Please reproduce the entries verbatim, from the very first line of the entries through the line containing "- add-promocode-link[interactable]: Додайте", including both of those lines.

━━ The data

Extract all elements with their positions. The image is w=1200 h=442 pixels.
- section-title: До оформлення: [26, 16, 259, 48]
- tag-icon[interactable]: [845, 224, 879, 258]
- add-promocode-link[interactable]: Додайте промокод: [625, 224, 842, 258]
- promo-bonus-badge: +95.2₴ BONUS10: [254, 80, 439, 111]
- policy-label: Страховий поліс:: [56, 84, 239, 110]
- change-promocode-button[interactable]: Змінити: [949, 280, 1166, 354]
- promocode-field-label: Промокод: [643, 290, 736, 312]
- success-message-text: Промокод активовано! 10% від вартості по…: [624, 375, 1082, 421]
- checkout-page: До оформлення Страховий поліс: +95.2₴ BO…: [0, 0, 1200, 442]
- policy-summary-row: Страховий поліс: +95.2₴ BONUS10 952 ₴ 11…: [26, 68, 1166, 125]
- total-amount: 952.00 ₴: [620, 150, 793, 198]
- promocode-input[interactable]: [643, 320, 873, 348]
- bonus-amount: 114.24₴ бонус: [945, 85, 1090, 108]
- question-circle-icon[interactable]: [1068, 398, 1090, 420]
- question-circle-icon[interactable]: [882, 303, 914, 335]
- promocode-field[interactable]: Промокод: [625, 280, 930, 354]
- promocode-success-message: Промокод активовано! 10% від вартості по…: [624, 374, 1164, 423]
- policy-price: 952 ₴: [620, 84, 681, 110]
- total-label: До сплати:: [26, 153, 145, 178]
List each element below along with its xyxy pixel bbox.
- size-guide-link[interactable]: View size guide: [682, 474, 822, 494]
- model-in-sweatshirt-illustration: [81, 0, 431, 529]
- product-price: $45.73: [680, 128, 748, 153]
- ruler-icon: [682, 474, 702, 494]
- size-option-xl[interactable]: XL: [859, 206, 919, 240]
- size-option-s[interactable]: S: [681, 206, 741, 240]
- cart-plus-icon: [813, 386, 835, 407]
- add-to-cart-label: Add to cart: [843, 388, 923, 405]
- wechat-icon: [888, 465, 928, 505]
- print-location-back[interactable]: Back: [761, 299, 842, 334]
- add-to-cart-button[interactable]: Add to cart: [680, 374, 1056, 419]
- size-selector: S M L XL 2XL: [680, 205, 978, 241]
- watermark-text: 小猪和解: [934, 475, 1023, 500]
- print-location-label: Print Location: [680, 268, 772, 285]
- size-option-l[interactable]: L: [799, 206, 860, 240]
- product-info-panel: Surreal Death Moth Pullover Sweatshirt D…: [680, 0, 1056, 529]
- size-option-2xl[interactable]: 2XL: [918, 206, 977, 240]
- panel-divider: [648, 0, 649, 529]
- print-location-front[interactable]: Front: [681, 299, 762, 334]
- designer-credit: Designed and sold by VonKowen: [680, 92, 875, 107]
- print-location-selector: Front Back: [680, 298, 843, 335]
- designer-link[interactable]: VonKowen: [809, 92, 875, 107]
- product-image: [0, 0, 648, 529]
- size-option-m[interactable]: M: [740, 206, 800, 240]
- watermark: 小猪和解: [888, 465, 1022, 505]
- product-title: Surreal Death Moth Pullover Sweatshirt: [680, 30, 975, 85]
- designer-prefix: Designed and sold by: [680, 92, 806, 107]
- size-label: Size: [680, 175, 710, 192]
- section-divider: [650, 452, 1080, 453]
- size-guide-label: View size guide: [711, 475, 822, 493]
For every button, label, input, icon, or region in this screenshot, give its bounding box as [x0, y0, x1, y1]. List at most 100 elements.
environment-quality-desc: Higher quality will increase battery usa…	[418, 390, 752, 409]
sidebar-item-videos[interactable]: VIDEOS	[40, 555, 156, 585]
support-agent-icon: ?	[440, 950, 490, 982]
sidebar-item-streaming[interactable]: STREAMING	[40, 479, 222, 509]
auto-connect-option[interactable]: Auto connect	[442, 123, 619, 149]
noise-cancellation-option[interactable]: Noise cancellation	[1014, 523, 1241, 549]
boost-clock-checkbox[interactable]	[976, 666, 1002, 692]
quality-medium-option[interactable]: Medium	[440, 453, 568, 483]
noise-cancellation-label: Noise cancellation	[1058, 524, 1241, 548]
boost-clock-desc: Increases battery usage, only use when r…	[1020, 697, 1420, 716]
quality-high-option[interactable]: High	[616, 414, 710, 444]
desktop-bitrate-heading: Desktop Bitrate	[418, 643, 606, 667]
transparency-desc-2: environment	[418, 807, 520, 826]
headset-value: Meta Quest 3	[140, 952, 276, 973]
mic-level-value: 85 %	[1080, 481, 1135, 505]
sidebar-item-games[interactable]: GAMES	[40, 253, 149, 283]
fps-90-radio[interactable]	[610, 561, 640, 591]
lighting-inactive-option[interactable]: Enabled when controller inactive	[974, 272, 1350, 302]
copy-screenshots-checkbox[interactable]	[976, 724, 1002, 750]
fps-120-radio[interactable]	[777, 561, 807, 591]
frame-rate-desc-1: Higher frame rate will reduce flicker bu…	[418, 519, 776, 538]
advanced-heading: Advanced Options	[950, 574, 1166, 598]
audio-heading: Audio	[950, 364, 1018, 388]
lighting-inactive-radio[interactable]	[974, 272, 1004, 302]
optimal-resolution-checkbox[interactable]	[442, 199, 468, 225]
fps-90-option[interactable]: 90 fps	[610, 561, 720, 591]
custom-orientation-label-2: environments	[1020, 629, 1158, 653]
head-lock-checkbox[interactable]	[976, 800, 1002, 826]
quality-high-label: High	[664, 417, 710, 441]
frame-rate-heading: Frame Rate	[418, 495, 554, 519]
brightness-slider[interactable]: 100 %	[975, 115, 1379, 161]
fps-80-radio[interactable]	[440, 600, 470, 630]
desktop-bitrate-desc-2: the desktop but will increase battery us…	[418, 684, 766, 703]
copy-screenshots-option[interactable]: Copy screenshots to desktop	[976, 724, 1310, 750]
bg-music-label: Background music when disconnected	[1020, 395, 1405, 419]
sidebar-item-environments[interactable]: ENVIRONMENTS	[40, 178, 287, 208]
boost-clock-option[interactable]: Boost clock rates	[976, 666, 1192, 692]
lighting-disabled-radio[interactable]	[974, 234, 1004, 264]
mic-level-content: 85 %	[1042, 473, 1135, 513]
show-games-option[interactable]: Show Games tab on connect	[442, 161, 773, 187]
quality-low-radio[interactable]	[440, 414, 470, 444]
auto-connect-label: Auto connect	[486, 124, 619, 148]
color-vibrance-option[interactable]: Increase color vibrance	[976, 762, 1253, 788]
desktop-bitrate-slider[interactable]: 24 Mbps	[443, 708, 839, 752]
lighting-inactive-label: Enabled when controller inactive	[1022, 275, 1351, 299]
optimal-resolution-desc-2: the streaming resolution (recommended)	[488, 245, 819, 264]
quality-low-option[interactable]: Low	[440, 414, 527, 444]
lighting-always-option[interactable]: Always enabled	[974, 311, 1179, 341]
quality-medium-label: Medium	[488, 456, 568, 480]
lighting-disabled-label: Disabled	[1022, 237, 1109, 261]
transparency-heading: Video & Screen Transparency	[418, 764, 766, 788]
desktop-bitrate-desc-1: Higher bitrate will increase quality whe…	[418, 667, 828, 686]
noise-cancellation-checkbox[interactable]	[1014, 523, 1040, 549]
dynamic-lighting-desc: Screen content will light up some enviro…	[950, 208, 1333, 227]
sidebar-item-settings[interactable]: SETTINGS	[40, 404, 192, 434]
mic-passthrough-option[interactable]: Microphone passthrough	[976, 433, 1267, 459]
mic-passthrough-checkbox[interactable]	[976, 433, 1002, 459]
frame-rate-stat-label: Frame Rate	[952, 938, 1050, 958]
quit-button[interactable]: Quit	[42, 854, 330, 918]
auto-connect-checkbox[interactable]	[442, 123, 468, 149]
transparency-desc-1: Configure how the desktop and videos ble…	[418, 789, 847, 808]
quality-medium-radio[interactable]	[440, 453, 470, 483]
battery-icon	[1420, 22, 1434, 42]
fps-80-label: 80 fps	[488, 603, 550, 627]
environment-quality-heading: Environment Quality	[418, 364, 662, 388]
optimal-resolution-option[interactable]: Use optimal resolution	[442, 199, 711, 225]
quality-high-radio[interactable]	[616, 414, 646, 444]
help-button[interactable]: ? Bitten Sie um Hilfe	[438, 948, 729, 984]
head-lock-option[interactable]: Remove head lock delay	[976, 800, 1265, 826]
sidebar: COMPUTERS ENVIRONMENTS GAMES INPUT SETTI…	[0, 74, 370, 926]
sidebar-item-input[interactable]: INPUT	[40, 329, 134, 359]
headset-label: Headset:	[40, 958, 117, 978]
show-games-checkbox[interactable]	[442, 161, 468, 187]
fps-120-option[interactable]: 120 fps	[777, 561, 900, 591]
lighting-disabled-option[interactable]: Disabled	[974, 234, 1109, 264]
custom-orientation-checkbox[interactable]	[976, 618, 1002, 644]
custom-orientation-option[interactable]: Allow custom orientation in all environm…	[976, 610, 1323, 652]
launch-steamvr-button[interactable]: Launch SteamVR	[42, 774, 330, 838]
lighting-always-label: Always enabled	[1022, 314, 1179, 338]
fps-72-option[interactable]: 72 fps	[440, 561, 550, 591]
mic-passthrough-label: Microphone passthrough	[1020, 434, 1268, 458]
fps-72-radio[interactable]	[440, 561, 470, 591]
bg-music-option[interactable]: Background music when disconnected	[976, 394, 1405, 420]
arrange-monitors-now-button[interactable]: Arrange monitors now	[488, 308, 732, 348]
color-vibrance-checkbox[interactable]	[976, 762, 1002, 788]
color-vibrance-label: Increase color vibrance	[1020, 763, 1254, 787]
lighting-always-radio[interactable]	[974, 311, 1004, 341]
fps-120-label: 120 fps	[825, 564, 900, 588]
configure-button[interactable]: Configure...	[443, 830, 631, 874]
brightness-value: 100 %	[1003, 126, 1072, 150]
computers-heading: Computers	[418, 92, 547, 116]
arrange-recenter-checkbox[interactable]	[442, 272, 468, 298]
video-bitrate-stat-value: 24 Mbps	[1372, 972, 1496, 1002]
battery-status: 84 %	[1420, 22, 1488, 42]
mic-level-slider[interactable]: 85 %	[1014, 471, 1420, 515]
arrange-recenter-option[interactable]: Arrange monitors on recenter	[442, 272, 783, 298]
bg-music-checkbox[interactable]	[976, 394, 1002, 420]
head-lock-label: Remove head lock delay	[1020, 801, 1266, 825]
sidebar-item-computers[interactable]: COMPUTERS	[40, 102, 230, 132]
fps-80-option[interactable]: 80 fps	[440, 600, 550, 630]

━━━━

## Response to this task
Extract all elements with their positions. The image is w=1200 h=442 pixels.
- section-title: До оформлення: [26, 16, 259, 48]
- tag-icon[interactable]: [845, 224, 879, 258]
- add-promocode-link[interactable]: Додайте промокод: [625, 224, 842, 258]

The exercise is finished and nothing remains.